**TEXTO DO EXERCÍCIO:**
■ ■ ■ ■

Marcas mais humanas estão nas mãos dos bots?

As marcas podem usar tecnologia para assumir uma feição mais humana? Será que isso faz sentido? Fomos investigar esta questão no SXSW

Por: - 5 meses atrás

A era digital terá máquinas desempenhando funções que eram exclusivamente humanas. Enquanto a maior parte das pessoas está focada no desenvolvimento tecnológico, os profissionais de marketing precisam colocar sua atenção na gestão das marcas. A tecnologia poderia obter vantagens importantes com a IA. Identidade de marca precisa se tornar uma identidade humana. Os assistentes virtuais podem permitir a realização de muitas tarefas, operações financeiras, pedidos em restaurante e mesmo reservas de passagens.

Confira a edição online da revista Consumidor Moderno!

Isso mostra que a tecnologia pode ser usada em favor das marcas para humanizar ainda mais a sua relação com as pessoas. Kirsten Berman, Co-fundadora do Common Center Labs da Universidade de Duke, Kerry Flynn, Repórter do Mashable, Hassan Sawaf, Diretor de Ciência Aplicada e IA da Amazon Web Services e Lucas Watson, Vice-Presidente de Marketing e Vendas da Intuit foram os convidados do painel “Chatbots & Robots give rise to the “Human” Brand” no SXSW.

■ ■ ■ ■

**TAREFA A:**
No texto sobre marcas e bots, qual convidado do painel é repórter do Mashable?
**TAREFA B:**
Reescreva o trecho do texto sobre marcas e bots que começa em "As marcas podem" e termina em "revista Consumidor Moderno!", substituindo "assistentes virtuais" por "robôs de conversa".

■ ■ ■ ■

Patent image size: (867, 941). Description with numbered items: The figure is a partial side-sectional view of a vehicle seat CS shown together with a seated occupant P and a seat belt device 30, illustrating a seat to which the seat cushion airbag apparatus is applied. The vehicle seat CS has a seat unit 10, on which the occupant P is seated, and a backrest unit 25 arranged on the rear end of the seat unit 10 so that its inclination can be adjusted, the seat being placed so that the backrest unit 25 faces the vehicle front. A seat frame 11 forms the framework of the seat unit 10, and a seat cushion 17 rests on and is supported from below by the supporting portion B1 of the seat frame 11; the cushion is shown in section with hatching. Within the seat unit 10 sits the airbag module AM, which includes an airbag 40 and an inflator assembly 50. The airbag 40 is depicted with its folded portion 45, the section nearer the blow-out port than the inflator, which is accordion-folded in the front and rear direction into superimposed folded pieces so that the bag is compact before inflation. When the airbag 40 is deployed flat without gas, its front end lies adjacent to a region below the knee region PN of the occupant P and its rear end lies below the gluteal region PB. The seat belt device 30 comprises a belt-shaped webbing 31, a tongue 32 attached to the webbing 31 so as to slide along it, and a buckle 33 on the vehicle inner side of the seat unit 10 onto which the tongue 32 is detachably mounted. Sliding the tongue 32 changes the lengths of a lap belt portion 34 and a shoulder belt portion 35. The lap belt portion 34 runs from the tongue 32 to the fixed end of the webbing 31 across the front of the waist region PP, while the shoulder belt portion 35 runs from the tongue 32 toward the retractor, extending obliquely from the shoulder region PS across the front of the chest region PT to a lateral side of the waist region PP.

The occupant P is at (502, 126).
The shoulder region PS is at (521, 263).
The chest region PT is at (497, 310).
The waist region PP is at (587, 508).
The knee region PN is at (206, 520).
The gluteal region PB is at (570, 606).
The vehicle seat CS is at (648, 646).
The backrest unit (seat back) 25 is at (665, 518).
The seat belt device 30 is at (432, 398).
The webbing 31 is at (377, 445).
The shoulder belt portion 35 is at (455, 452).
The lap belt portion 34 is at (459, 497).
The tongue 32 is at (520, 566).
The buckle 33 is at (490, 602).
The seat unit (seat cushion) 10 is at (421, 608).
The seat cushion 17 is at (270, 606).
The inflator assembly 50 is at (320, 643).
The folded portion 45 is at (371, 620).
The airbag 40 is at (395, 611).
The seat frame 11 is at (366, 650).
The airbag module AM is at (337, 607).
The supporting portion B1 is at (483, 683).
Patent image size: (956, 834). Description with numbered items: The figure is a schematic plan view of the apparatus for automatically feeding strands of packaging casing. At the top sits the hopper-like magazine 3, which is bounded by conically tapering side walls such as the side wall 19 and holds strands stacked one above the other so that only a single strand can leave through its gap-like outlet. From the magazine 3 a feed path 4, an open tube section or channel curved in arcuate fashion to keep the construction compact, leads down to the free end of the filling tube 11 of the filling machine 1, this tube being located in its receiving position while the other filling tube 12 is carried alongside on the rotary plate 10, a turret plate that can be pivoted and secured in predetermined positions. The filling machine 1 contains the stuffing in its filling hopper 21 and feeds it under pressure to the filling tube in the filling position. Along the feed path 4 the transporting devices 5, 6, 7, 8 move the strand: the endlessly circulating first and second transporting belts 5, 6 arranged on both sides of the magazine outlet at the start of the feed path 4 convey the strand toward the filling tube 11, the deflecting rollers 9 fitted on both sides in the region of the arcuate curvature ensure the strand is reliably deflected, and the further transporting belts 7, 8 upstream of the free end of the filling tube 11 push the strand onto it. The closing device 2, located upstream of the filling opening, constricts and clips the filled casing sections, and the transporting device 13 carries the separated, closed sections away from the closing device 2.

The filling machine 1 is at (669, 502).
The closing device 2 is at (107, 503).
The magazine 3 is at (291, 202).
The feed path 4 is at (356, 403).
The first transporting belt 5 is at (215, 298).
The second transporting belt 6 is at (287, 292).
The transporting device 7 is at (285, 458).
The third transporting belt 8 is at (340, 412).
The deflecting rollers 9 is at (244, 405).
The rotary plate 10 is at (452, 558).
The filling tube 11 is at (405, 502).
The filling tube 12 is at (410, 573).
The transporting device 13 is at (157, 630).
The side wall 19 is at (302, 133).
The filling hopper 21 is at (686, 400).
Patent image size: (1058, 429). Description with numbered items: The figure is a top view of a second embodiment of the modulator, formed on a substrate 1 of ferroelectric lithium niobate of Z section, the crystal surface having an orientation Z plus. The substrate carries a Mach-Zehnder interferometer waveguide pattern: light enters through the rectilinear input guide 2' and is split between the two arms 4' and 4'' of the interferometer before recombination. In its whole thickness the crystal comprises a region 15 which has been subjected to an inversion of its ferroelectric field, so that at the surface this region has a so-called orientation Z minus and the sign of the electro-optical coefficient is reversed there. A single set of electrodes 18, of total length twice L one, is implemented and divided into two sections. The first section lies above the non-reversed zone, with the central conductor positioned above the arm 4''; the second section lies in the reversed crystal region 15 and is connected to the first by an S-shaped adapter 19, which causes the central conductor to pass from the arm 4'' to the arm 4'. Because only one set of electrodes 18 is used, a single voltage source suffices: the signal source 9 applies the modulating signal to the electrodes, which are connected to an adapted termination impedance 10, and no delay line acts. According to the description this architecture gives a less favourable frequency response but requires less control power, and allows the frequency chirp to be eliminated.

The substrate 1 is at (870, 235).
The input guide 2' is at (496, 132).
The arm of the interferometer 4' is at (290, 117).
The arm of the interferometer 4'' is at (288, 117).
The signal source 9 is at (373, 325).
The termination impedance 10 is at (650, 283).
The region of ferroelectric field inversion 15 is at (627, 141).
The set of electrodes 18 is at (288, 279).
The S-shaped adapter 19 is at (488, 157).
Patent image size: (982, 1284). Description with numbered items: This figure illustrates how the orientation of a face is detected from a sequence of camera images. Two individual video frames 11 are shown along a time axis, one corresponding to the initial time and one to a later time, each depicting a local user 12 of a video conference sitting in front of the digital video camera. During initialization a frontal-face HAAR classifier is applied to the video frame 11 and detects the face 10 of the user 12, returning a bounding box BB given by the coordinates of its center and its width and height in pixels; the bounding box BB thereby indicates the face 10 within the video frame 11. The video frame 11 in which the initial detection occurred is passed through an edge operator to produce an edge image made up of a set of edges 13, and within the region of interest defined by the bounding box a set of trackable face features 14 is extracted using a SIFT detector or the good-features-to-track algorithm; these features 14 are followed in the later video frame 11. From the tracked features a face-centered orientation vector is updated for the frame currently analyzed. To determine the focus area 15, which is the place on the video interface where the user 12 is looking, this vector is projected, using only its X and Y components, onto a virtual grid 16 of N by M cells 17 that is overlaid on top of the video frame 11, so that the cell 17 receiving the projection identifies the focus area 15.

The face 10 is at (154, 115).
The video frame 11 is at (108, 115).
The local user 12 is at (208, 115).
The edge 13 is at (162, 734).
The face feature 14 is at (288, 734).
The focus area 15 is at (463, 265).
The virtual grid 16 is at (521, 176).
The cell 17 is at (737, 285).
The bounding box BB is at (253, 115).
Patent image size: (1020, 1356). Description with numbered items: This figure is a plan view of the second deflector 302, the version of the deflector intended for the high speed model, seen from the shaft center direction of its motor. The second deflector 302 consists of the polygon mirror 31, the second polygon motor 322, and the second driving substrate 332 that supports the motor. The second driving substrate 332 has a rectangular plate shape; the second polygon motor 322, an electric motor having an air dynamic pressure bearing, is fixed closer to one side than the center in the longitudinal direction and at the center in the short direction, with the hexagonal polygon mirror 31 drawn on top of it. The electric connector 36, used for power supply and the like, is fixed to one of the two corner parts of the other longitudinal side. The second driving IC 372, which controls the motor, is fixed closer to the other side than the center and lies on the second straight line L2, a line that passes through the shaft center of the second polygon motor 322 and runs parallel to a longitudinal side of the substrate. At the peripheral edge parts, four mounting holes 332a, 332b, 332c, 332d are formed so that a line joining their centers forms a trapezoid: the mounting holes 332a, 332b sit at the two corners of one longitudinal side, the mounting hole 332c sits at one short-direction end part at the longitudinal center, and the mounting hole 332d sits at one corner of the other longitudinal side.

■ ■ ■ ■

**RESPOSTA A:**
Kerry Flynn.

**RESPOSTA B:**
As marcas podem usar tecnologia para assumir uma feição mais humana? Será que isso faz sentido? Fomos investigar esta questão no SXSW

Por: - 5 meses atrás

A era digital terá máquinas desempenhando funções que eram exclusivamente humanas. Enquanto a maior parte das pessoas está focada no desenvolvimento tecnológico, os profissionais de marketing precisam colocar sua atenção na gestão das marcas. A tecnologia poderia obter vantagens importantes com a IA. Identidade de marca precisa se tornar uma identidade humana. Os robôs de conversa podem permitir a realização de muitas tarefas, operações financeiras, pedidos em restaurante e mesmo reservas de passagens.

Confira a edição online da revista Consumidor Moderno!